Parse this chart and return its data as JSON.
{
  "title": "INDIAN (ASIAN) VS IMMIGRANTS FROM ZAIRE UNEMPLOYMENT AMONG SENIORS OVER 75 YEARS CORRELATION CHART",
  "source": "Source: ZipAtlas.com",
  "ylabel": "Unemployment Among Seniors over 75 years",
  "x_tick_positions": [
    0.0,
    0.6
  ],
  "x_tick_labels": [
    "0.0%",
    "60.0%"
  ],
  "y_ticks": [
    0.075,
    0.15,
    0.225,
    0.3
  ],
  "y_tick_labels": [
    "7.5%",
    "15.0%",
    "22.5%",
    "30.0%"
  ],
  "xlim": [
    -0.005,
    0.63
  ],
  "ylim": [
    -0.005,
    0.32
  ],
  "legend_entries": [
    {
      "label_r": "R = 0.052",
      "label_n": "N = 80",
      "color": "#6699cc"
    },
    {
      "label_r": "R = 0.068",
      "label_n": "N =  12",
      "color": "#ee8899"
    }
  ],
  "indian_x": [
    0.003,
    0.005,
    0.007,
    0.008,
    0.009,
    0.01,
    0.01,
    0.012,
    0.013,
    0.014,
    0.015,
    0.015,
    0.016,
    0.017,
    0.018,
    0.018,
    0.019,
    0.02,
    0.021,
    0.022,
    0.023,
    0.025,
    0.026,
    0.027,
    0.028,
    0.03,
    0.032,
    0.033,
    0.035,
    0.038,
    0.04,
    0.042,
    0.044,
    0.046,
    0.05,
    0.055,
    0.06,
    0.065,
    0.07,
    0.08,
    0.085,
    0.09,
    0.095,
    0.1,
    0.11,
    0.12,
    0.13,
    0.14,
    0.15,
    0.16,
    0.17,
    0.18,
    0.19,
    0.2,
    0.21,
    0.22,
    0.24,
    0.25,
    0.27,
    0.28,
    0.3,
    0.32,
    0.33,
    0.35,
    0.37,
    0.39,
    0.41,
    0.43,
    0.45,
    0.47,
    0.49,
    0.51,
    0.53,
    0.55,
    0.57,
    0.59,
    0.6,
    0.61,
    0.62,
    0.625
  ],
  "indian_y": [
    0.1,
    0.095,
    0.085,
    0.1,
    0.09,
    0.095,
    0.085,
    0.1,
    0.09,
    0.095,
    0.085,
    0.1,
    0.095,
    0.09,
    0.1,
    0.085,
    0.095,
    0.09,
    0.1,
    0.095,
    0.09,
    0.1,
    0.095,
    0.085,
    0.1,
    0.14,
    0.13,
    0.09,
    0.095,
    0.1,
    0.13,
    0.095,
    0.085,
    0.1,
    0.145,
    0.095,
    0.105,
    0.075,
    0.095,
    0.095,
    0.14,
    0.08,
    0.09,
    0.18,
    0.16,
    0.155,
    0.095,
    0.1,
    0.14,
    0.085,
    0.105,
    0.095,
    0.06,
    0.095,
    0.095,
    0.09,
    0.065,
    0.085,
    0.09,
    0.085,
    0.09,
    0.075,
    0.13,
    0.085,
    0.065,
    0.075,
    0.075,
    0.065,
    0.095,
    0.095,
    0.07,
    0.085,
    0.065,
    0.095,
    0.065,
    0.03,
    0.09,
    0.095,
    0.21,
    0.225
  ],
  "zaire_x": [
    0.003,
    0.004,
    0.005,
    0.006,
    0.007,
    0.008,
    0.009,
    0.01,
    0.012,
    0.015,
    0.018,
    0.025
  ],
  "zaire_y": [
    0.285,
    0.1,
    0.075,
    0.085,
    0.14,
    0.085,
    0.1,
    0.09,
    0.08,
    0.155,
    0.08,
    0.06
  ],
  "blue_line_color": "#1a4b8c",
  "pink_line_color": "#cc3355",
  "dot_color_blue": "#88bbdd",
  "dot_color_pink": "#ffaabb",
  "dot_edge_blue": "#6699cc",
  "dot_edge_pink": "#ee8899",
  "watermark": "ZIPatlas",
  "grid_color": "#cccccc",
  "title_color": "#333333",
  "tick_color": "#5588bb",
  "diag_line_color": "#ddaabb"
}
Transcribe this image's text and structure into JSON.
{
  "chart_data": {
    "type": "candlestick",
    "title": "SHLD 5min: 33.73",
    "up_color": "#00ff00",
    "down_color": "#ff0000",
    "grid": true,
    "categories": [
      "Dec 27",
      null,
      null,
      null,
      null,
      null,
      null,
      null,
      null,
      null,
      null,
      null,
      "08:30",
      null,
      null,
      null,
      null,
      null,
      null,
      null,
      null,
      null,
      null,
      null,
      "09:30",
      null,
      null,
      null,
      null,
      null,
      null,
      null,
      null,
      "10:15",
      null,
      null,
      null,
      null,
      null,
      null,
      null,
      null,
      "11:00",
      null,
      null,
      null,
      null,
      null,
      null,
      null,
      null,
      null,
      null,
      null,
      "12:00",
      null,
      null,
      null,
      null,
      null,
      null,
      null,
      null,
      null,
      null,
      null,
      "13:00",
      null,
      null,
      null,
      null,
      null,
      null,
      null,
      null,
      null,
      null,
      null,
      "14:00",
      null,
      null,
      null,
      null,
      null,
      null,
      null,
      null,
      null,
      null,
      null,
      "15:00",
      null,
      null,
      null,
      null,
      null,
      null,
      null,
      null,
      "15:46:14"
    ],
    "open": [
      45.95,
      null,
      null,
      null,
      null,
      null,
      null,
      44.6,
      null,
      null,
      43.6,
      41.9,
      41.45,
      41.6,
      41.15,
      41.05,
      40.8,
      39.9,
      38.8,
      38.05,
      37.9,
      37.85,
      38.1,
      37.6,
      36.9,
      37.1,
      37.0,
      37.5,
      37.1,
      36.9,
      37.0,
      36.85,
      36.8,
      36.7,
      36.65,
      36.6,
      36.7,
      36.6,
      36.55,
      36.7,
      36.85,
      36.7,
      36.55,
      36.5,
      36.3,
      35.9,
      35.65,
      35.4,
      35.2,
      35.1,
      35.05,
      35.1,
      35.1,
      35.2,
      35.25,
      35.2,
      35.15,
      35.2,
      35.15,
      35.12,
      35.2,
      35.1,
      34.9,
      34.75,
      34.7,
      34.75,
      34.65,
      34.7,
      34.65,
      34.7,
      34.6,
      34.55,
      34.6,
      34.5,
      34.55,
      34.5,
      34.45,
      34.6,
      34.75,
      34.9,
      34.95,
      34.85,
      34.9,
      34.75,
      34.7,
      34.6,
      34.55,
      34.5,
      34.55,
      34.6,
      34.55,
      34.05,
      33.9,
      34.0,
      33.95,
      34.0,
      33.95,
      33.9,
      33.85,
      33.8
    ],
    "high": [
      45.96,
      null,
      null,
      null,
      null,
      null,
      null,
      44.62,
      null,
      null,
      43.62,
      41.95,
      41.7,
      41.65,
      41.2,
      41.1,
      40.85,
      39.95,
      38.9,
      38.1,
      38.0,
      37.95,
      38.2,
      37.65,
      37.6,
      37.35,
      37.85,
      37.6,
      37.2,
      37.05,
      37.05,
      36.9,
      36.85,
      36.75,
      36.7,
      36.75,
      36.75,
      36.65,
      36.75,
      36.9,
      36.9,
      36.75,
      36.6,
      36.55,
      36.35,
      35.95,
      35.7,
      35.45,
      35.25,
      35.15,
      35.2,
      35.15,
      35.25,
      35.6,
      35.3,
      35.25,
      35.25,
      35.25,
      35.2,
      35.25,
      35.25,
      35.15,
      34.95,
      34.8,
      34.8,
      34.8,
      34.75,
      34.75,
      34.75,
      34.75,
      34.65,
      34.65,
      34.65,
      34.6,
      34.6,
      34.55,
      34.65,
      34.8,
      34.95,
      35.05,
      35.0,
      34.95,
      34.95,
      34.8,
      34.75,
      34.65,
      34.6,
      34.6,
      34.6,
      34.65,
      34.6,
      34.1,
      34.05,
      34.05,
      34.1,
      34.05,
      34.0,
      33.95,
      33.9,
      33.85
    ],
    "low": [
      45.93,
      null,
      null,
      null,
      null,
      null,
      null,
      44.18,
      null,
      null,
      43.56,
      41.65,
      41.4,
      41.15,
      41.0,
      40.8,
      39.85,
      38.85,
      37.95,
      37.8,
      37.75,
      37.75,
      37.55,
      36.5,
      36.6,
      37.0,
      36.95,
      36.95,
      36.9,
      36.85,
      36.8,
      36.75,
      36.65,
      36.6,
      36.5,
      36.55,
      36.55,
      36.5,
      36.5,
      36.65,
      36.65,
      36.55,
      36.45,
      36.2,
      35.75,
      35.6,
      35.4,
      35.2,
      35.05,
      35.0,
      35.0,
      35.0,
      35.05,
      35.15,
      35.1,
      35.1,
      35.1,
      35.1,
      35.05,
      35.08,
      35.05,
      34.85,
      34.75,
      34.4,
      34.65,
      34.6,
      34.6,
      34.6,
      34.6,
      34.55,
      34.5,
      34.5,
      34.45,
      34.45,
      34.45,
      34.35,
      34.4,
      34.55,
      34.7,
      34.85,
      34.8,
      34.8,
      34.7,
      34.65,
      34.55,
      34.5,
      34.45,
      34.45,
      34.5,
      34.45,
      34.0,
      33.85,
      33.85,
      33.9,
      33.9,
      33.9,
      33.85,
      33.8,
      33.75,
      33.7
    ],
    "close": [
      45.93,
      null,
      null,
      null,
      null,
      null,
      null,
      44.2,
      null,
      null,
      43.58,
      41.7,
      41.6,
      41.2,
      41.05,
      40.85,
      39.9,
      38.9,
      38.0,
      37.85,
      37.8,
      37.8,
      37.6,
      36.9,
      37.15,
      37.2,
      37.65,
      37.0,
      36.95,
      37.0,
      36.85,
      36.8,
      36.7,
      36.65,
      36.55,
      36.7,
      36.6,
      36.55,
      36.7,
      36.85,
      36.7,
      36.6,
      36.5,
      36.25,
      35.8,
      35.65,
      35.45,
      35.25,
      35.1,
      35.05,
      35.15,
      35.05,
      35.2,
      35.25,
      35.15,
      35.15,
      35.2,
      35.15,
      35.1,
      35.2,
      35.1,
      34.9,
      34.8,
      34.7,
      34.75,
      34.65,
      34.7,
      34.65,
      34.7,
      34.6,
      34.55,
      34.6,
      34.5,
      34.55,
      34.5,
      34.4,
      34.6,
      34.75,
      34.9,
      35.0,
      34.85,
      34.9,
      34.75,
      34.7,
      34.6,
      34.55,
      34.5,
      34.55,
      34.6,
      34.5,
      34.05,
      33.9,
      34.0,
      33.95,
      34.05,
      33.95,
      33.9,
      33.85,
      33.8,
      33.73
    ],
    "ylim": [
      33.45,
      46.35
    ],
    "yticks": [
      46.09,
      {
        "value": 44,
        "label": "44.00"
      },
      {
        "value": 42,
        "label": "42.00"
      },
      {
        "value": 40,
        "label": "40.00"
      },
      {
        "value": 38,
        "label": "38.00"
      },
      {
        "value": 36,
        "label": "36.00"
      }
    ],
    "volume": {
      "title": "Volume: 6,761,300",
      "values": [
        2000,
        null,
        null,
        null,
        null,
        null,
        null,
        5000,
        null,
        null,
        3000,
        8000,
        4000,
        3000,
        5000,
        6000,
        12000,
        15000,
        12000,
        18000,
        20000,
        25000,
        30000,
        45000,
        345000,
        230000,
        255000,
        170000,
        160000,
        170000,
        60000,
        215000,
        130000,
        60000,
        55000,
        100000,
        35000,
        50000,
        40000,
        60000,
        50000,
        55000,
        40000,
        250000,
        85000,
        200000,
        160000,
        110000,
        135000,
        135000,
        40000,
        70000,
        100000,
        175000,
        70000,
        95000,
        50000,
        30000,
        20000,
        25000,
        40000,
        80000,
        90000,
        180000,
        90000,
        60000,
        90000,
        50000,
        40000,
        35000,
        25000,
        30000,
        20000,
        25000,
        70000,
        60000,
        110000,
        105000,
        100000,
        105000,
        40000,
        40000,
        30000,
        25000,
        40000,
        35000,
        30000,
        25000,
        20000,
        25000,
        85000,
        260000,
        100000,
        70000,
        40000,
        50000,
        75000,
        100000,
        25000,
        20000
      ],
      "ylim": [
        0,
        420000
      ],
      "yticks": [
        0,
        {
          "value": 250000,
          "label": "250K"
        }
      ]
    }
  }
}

- - - - - - -

REQUIRED WORK:
Search the lines for the string "JSON" and copy every line that has it.

TASK OUTPUT:
Parse this chart and return its data as JSON.
Transcribe this image's text and structure into JSON.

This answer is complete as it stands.